====== Records for this exercise ======
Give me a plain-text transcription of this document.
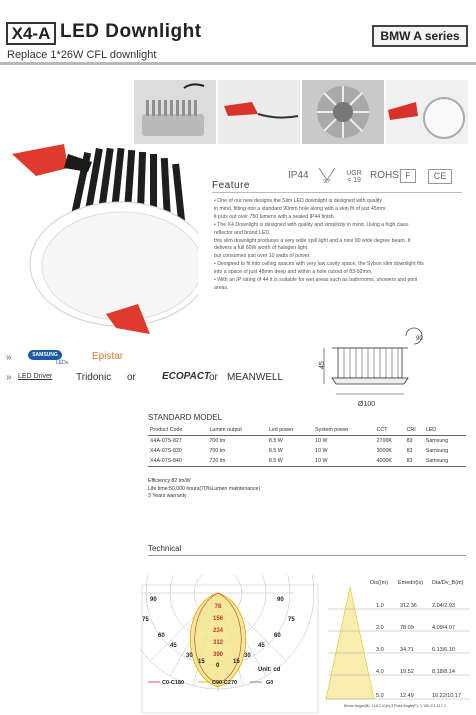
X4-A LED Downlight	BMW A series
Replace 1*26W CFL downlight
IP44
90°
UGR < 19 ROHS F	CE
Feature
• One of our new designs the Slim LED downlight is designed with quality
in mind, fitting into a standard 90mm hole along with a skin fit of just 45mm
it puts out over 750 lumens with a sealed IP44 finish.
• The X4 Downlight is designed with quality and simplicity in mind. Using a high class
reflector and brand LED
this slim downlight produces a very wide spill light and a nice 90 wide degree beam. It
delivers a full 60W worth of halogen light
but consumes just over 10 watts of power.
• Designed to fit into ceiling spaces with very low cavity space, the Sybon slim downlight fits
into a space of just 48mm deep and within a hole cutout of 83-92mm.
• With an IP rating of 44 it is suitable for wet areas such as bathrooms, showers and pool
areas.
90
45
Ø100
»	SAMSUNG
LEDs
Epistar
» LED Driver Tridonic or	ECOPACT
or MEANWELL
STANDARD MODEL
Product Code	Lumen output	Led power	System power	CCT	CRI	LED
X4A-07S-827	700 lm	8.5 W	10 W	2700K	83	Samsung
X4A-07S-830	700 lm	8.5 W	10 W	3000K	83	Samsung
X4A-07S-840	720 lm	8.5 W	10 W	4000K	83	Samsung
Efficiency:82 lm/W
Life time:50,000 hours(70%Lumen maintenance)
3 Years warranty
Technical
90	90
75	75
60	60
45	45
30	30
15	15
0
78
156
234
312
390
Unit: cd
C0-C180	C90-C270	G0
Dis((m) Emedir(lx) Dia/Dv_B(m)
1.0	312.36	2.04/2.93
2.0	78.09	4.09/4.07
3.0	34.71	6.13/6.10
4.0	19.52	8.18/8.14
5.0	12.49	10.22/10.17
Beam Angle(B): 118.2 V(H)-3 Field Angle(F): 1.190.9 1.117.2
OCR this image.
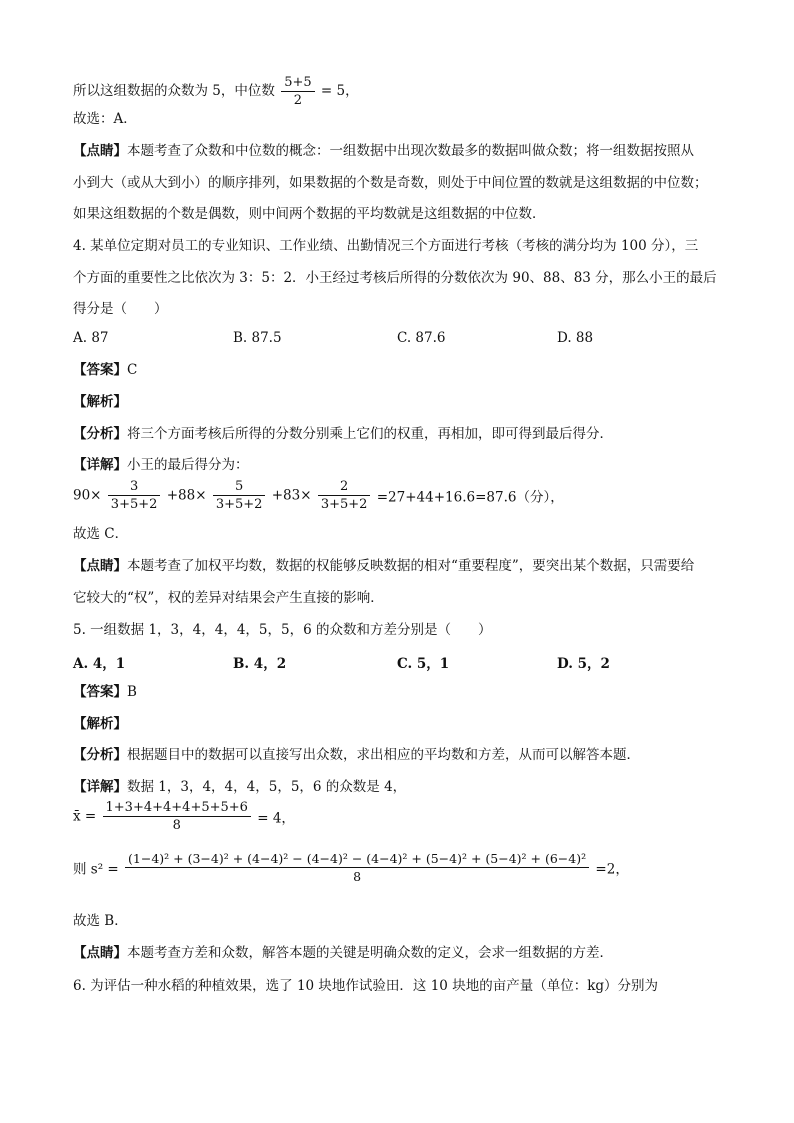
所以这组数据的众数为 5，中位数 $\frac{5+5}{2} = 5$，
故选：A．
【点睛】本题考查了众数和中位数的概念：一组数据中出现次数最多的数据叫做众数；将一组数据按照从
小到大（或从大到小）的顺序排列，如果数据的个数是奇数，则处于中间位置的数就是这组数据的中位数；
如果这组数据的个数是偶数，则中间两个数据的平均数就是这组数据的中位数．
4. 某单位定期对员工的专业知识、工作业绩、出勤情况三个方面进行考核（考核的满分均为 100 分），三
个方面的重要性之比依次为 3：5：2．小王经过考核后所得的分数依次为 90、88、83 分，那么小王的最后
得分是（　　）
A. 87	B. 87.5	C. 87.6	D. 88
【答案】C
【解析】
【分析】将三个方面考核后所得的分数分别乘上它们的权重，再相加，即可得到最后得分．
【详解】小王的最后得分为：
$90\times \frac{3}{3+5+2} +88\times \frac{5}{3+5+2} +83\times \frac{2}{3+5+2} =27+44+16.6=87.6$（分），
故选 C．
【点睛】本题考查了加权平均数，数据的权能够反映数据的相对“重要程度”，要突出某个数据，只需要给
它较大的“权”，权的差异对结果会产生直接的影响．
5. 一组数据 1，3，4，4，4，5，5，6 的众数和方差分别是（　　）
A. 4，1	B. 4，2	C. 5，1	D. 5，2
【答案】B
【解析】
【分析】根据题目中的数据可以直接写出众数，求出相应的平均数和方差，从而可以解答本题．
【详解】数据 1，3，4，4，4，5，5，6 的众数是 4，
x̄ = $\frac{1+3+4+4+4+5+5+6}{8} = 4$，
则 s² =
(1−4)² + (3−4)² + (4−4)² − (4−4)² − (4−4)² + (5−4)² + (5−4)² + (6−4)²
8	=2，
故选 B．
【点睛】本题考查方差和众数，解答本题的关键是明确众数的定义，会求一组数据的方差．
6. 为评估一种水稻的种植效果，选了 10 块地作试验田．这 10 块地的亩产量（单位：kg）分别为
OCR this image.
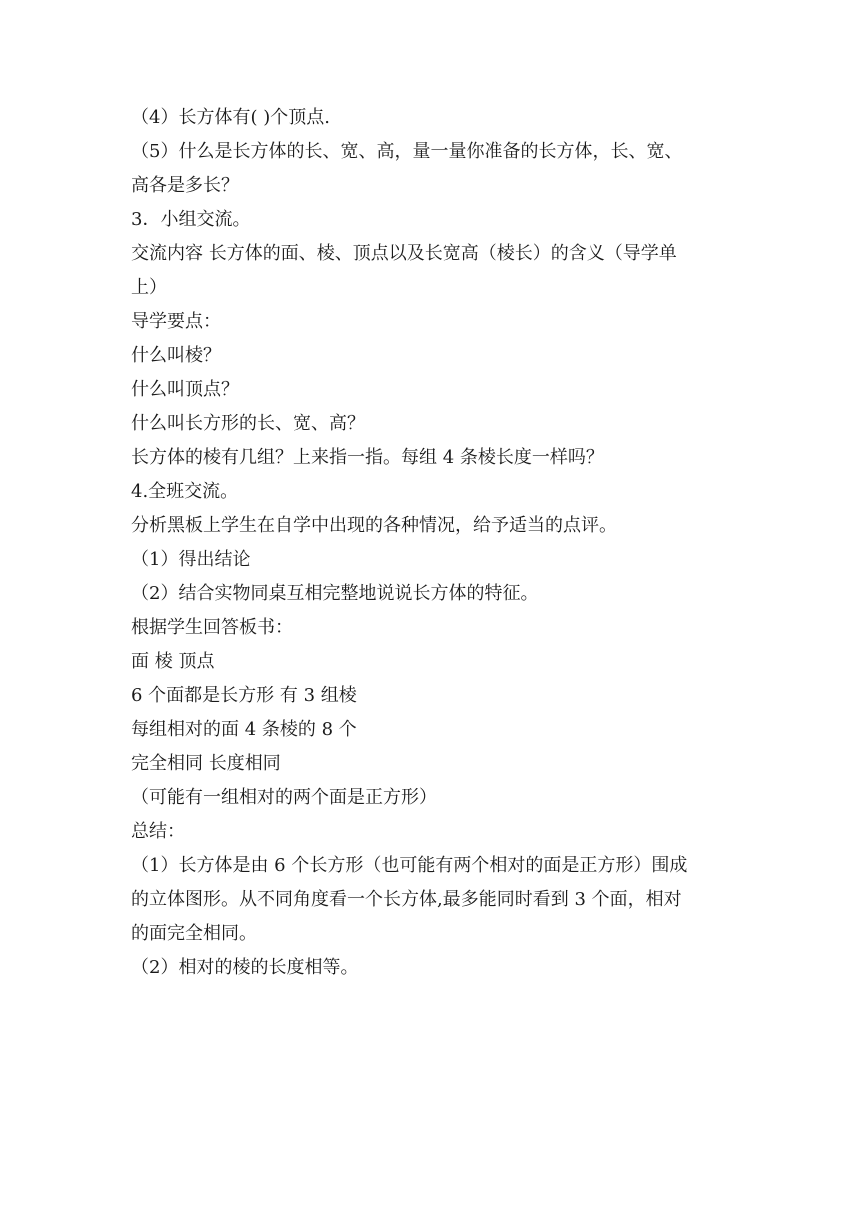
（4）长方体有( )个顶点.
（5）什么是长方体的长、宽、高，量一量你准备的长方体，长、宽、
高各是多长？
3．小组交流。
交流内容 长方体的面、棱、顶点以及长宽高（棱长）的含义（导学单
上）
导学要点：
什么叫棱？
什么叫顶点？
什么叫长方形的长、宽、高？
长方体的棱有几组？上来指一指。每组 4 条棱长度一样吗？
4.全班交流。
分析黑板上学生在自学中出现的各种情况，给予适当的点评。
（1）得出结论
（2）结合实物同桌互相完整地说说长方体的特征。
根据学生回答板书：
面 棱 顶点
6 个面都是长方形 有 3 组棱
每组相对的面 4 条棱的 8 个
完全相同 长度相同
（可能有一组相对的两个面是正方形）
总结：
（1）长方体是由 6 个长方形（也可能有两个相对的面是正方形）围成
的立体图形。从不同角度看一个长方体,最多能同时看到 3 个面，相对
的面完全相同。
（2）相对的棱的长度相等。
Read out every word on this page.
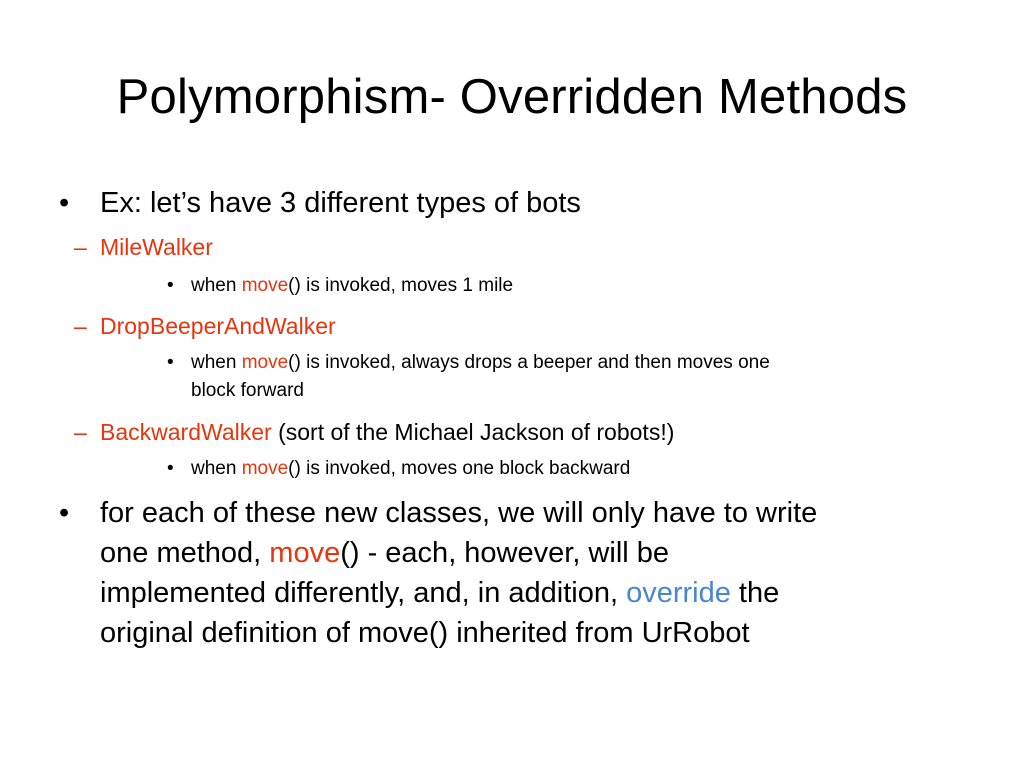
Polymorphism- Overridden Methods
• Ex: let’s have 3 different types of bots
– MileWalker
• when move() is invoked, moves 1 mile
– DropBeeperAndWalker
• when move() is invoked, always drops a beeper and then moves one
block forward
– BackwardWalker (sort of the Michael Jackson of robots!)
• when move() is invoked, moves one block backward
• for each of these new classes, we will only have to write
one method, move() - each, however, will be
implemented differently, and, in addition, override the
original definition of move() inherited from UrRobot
======
» Problem statement
Filter for "hole". Return all lines that hold it.

» Solved exercise
in mind, fitting into a standard 90mm hole along with a skin fit of just 45mm
into a space of just 48mm deep and within a hole cutout of 83-92mm.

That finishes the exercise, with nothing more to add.